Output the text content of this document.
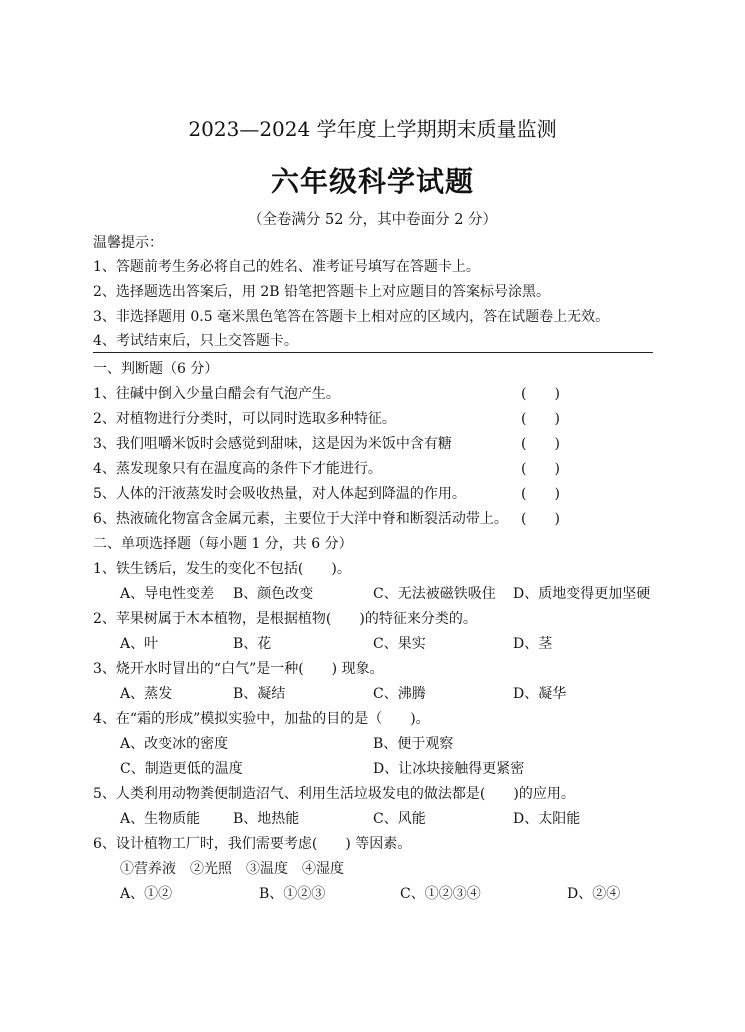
2023—2024 学年度上学期期末质量监测
六年级科学试题
（全卷满分 52 分，其中卷面分 2 分）
温馨提示：
1、答题前考生务必将自己的姓名、准考证号填写在答题卡上。
2、选择题选出答案后，用 2B 铅笔把答题卡上对应题目的答案标号涂黑。
3、非选择题用 0.5 毫米黑色笔答在答题卡上相对应的区域内，答在试题卷上无效。
4、考试结束后，只上交答题卡。
一、判断题（6 分）
1、往碱中倒入少量白醋会有气泡产生。	(　　)
2、对植物进行分类时，可以同时选取多种特征。	(　　)
3、我们咀嚼米饭时会感觉到甜味，这是因为米饭中含有糖	(　　)
4、蒸发现象只有在温度高的条件下才能进行。	(　　)
5、人体的汗液蒸发时会吸收热量，对人体起到降温的作用。	(　　)
6、热液硫化物富含金属元素，主要位于大洋中脊和断裂活动带上。 (　　)
二、单项选择题（每小题 1 分，共 6 分）
1、铁生锈后，发生的变化不包括(　　)。
A、导电性变差 B、颜色改变	C、无法被磁铁吸住 D、质地变得更加坚硬
2、苹果树属于木本植物，是根据植物(　　)的特征来分类的。
A、叶	B、花	C、果实	D、茎
3、烧开水时冒出的“白气”是一种(　　) 现象。
A、蒸发	B、凝结	C、沸腾	D、凝华
4、在“霜的形成”模拟实验中，加盐的目的是（　　)。
A、改变冰的密度	B、便于观察
C、制造更低的温度	D、让冰块接触得更紧密
5、人类利用动物粪便制造沼气、利用生活垃圾发电的做法都是(　　)的应用。
A、生物质能 B、地热能	C、风能	D、太阳能
6、设计植物工厂时，我们需要考虑(　　) 等因素。
①营养液　②光照　③温度　④湿度
A、①②	B、①②③	C、①②③④	D、②④
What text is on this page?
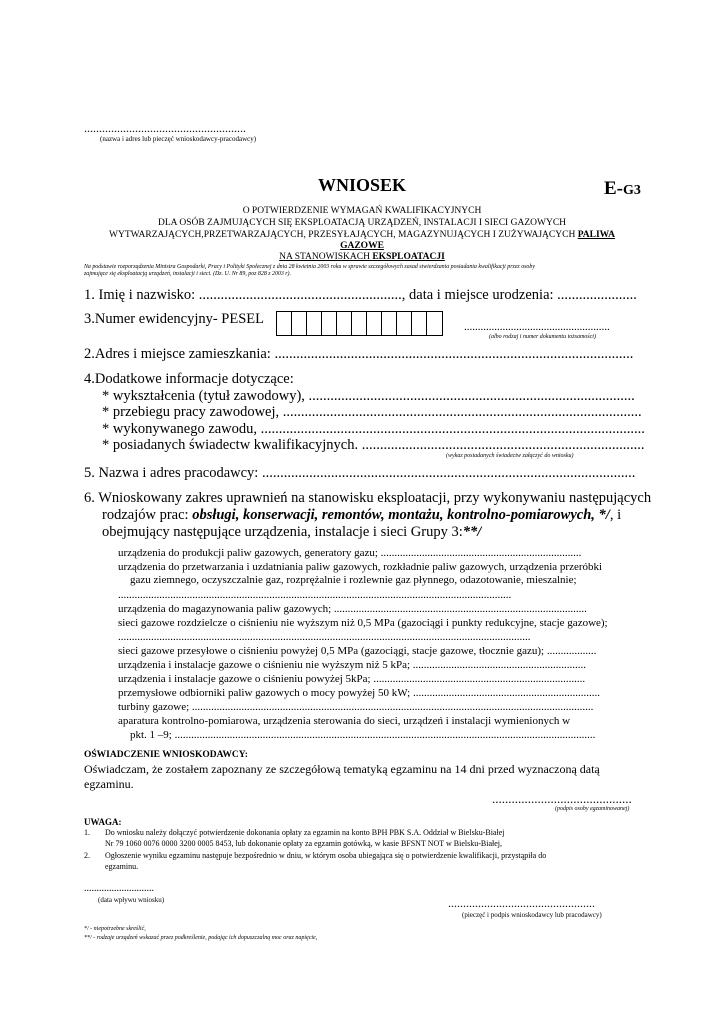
......................................................
(nazwa i adres lub pieczęć wnioskodawcy-pracodawcy)
E-G3
WNIOSEK
O POTWIERDZENIE WYMAGAŃ KWALIFIKACYJNYCH
DLA OSÓB ZAJMUJĄCYCH SIĘ EKSPLOATACJĄ URZĄDZEŃ, INSTALACJI I SIECI GAZOWYCH
WYTWARZAJĄCYCH,PRZETWARZAJĄCYCH, PRZESYŁAJĄCYCH, MAGAZYNUJĄCYCH I ZUŻYWAJĄCYCH PALIWA
GAZOWE
NA STANOWISKACH EKSPLOATACJI
Na podstawie rozporządzenia Ministra Gospodarki, Pracy i Polityki Społecznej z dnia 28 kwietnia 2003 roku w sprawie szczegółowych zasad stwierdzania posiadania kwalifikacji przez osoby
zajmujące się eksploatacją urządzeń, instalacji i sieci. (Dz. U. Nr 89, poz 828 z 2003 r).
1. Imię i nazwisko: ........................................................, data i miejsce urodzenia: ......................
3.Numer ewidencyjny- PESEL	.....................................................
(albo rodzaj i numer dokumentu tożsamości)
2.Adres i miejsce zamieszkania: ...................................................................................................
4.Dodatkowe informacje dotyczące:
* wykształcenia (tytuł zawodowy), ..........................................................................................
* przebiegu pracy zawodowej, ...................................................................................................
* wykonywanego zawodu, ..........................................................................................................
* posiadanych świadectw kwalifikacyjnych. ..............................................................................
(wykaz posiadanych świadectw załączyć do wniosku)
5. Nazwa i adres pracodawcy: .......................................................................................................
6. Wnioskowany zakres uprawnień na stanowisku eksploatacji, przy wykonywaniu następujących
rodzajów prac: obsługi, konserwacji, remontów, montażu, kontrolno-pomiarowych, */, i
obejmujący następujące urządzenia, instalacje i sieci Grupy 3:**/
urządzenia do produkcji paliw gazowych, generatory gazu; .........................................................................
urządzenia do przetwarzania i uzdatniania paliw gazowych, rozkładnie paliw gazowych, urządzenia przeróbki
gazu ziemnego, oczyszczalnie gaz, rozprężalnie i rozlewnie gaz płynnego, odazotowanie, mieszalnie;
...............................................................................................................................................
urządzenia do magazynowania paliw gazowych; ............................................................................................
sieci gazowe rozdzielcze o ciśnieniu nie wyższym niż 0,5 MPa (gazociągi i punkty redukcyjne, stacje gazowe);
......................................................................................................................................................
sieci gazowe przesyłowe o ciśnieniu powyżej 0,5 MPa (gazociągi, stacje gazowe, tłocznie gazu); ..................
urządzenia i instalacje gazowe o ciśnieniu nie wyższym niż 5 kPa; ...............................................................
urządzenia i instalacje gazowe o ciśnieniu powyżej 5kPa; .............................................................................
przemysłowe odbiorniki paliw gazowych o mocy powyżej 50 kW; ....................................................................
turbiny gazowe; ..................................................................................................................................................
aparatura kontrolno-pomiarowa, urządzenia sterowania do sieci, urządzeń i instalacji wymienionych w
pkt. 1 –9; .........................................................................................................................................................
OŚWIADCZENIE WNIOSKODAWCY:
Oświadczam, że zostałem zapoznany ze szczegółową tematyką egzaminu na 14 dni przed wyznaczoną datą
egzaminu.
...........................................
(podpis osoby egzaminowanej)
UWAGA:
1. Do wniosku należy dołączyć potwierdzenie dokonania opłaty za egzamin na konto BPH PBK S.A. Oddział w Bielsku-Białej
Nr 79 1060 0076 0000 3200 0005 8453, lub dokonanie opłaty za egzamin gotówką, w kasie BFSNT NOT w Bielsku-Białej,
2. Ogłoszenie wyniku egzaminu następuje bezpośrednio w dniu, w którym osoba ubiegająca się o potwierdzenie kwalifikacji, przystąpiła do
egzaminu.
............................
(data wpływu wniosku)	.................................................
(pieczęć i podpis wnioskodawcy lub pracodawcy)
*/ - niepotrzebne skreślić,
**/ - rodzaje urządzeń wskazać przez podkreślenie, podając ich dopuszczalną moc oraz napięcie,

▶ **Required task**: Search the data for the string "text" and copy each line where it appears.

▶ **Reply**:
Output the text content of this document.
What text is on this page?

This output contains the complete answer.